◆ **Study text**

When Jesus confronted Saul, who then became Paul, on the road to Damascus, He said...

Acts 26:16-18 (NIV)

Now get up and stand on your feet. I have appeared to you to appoint you as a servant and as a witness of what you have seen of me and what I will show you. (17) I will rescue you from your own people and from the Gentiles. I am sending you to them (18) to open their eyes and turn them from darkness to light, and from the power of Satan to God, so that they may receive forgiveness of sins and a place among those who are sanctified by faith in me.

When we are 'cleaned up' from all of our sin, our past, by Jesus - we're cleaned up and set apart to be useful for God's purposes. And it's not because we deserved it - it was because of God's love for us. And we need to understand this as both...

A. An event and a process

Our sins are washed away in Baptism, by faith in Jesus through God's grace. But do we immediately stop sinning the moment we come up out of the water? Do we turn into perfect angels who never disobey God ever again at that very moment?

No - sanctification, being made holy is also a process. It's something that happens as we learn, as we trust Jesus, as we train ourselves to do 'good things' instead of 'bad things' - as we spend time in God's Word and in prayer. And it happens over a lifetime. When we allow God's Spirit to work in our lives, we are changed. We are transformed from who we were into who God wants us to be.

◆ **Listed entries**
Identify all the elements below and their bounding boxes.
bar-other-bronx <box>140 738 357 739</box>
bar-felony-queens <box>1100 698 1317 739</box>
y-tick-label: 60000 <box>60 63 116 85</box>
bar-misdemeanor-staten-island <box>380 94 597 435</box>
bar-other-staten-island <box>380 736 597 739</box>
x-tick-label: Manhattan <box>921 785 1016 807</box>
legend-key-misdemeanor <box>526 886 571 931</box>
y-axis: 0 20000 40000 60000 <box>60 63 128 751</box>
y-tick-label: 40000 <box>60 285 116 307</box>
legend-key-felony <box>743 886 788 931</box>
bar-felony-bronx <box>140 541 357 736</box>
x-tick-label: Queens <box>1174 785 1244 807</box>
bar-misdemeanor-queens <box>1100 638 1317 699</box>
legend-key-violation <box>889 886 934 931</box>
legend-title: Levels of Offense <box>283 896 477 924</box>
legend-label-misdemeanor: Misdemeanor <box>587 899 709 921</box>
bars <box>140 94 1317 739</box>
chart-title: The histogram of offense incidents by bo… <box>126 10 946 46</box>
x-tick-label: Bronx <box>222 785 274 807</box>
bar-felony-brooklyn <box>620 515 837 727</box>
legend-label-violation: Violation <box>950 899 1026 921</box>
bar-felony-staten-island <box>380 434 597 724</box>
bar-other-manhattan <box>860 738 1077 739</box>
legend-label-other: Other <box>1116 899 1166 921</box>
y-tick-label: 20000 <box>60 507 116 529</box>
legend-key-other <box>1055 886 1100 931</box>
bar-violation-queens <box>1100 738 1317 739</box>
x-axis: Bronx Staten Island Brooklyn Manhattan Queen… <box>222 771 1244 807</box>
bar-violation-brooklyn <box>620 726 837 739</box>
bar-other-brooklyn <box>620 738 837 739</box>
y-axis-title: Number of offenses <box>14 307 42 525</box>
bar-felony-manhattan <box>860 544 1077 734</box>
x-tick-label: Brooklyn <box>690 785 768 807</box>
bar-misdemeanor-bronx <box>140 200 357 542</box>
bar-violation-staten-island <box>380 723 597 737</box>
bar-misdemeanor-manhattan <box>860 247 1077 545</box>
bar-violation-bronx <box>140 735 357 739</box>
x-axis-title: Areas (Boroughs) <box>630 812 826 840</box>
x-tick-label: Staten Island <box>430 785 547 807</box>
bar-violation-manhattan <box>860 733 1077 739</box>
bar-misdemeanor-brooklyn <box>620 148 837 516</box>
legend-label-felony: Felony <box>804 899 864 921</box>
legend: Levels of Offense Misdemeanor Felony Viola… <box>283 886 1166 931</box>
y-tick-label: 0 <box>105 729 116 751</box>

◆ **Assignment**
Answer these questions from the sanctification text, each in a few words.
(a) From whom does Jesus say He will rescue Saul?
(b) In what does the text say our sins are washed away?
(c) Over what span of time does the text say sanctification happens as a process?

◆ **Response to the exercise**
(a) From his own people and from the Gentiles.
(b) In Baptism, by faith in Jesus through God's grace.
(c) Over a lifetime.